→ **What you have to do**:
Reproduce each line of the listing exactly.

→ **Dataset records**:
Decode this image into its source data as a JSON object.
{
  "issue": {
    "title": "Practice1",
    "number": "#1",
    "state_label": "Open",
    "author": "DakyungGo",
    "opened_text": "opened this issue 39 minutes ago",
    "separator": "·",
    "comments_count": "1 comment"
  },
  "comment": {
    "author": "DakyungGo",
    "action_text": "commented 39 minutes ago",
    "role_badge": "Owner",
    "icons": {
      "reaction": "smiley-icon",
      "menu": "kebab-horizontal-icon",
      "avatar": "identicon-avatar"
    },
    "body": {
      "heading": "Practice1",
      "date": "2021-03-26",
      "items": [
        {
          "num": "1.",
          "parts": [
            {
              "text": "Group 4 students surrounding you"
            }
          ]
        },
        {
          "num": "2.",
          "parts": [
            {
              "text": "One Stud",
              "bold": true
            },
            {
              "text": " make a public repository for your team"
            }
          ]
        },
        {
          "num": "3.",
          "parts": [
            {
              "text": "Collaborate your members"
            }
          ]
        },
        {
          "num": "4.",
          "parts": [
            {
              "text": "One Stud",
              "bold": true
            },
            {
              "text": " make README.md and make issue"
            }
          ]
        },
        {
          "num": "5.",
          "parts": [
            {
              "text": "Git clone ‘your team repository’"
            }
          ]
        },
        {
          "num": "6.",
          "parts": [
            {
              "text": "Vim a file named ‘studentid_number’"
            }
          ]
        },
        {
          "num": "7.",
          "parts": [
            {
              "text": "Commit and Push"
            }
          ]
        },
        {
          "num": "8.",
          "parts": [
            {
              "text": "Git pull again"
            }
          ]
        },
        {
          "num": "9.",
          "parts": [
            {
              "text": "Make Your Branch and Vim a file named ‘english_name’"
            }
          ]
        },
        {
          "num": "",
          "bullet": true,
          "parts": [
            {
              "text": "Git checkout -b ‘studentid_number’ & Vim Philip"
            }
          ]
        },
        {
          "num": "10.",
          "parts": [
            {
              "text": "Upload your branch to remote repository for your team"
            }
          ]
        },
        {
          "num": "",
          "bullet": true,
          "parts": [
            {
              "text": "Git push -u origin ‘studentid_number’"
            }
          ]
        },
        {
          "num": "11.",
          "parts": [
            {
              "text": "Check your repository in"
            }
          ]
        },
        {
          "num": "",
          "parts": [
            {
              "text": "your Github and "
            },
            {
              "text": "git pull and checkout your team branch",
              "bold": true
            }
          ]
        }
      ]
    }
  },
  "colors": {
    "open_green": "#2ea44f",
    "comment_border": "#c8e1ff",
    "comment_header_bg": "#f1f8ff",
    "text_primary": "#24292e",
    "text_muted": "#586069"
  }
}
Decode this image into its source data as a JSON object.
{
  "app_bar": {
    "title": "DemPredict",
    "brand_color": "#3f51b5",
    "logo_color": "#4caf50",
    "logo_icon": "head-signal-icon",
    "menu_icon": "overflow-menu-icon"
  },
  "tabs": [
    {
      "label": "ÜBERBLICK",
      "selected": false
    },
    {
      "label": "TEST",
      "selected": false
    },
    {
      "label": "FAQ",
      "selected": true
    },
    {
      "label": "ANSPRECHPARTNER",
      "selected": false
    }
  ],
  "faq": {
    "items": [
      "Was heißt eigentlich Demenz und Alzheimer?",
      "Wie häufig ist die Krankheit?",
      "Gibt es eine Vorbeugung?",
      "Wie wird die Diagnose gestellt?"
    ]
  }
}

→ **Output below**:
Decode this image into its source data as a JSON object.
{
  "issue": {
    "title": "Practice1",
    "number": "#1",
    "state_label": "Open",
    "author": "DakyungGo",
    "opened_text": "opened this issue 39 minutes ago",
    "separator": "·",
    "comments_count": "1 comment"
  },
  "comment": {
    "author": "DakyungGo",
    "action_text": "commented 39 minutes ago",
    "role_badge": "Owner",
    "icons": {
      "reaction": "smiley-icon",
      "menu": "kebab-horizontal-icon",
      "avatar": "identicon-avatar"
    },
    "body": {
      "heading": "Practice1",
      "date": "2021-03-26",
      "items": [
        {
          "num": "1.",
          "parts": [
            {
              "text": "Group 4 students surrounding you"
            }
          ]
        },
        {
          "num": "2.",
          "parts": [
            {
              "text": "One Stud",
              "bold": true
            },
            {
              "text": " make a public repository for your team"
            }
          ]
        },
        {
          "num": "3.",
          "parts": [
            {
              "text": "Collaborate your members"
            }
          ]
        },
        {
          "num": "4.",
          "parts": [
            {
              "text": "One Stud",
              "bold": true
            },
            {
              "text": " make README.md and make issue"
            }
          ]
        },
        {
          "num": "5.",
          "parts": [
            {
              "text": "Git clone ‘your team repository’"
            }
          ]
        },
        {
          "num": "6.",
          "parts": [
            {
              "text": "Vim a file named ‘studentid_number’"
            }
          ]
        },
        {
          "num": "7.",
          "parts": [
            {
              "text": "Commit and Push"
            }
          ]
        },
        {
          "num": "8.",
          "parts": [
            {
              "text": "Git pull again"
            }
          ]
        },
        {
          "num": "9.",
          "parts": [
            {
              "text": "Make Your Branch and Vim a file named ‘english_name’"
            }
          ]
        },
        {
          "num": "",
          "bullet": true,
          "parts": [
            {
              "text": "Git checkout -b ‘studentid_number’ & Vim Philip"
            }
          ]
        },
        {
          "num": "10.",
          "parts": [
            {
              "text": "Upload your branch to remote repository for your team"
            }
          ]
        },
        {
          "num": "",
          "bullet": true,
          "parts": [
            {
              "text": "Git push -u origin ‘studentid_number’"
            }
          ]
        },
        {
          "num": "11.",
          "parts": [
            {
              "text": "Check your repository in"
            }
          ]
        },
        {
          "num": "",
          "parts": [
            {
              "text": "your Github and "
            },
            {
              "text": "git pull and checkout your team branch",
              "bold": true
            }
          ]
        }
      ]
    }
  },
  "colors": {
    "open_green": "#2ea44f",
    "comment_border": "#c8e1ff",
    "comment_header_bg": "#f1f8ff",
    "text_primary": "#24292e",
    "text_muted": "#586069"
  }
}
Decode this image into its source data as a JSON object.
{
  "app_bar": {
    "title": "DemPredict",
    "brand_color": "#3f51b5",
    "logo_color": "#4caf50",
    "logo_icon": "head-signal-icon",
    "menu_icon": "overflow-menu-icon"
  },
  "tabs": [
    {
      "label": "ÜBERBLICK",
      "selected": false
    },
    {
      "label": "TEST",
      "selected": false
    },
    {
      "label": "FAQ",
      "selected": true
    },
    {
      "label": "ANSPRECHPARTNER",
      "selected": false
    }
  ],
  "faq": {
    "items": [
      "Was heißt eigentlich Demenz und Alzheimer?",
      "Wie häufig ist die Krankheit?",
      "Gibt es eine Vorbeugung?",
      "Wie wird die Diagnose gestellt?"
    ]
  }
}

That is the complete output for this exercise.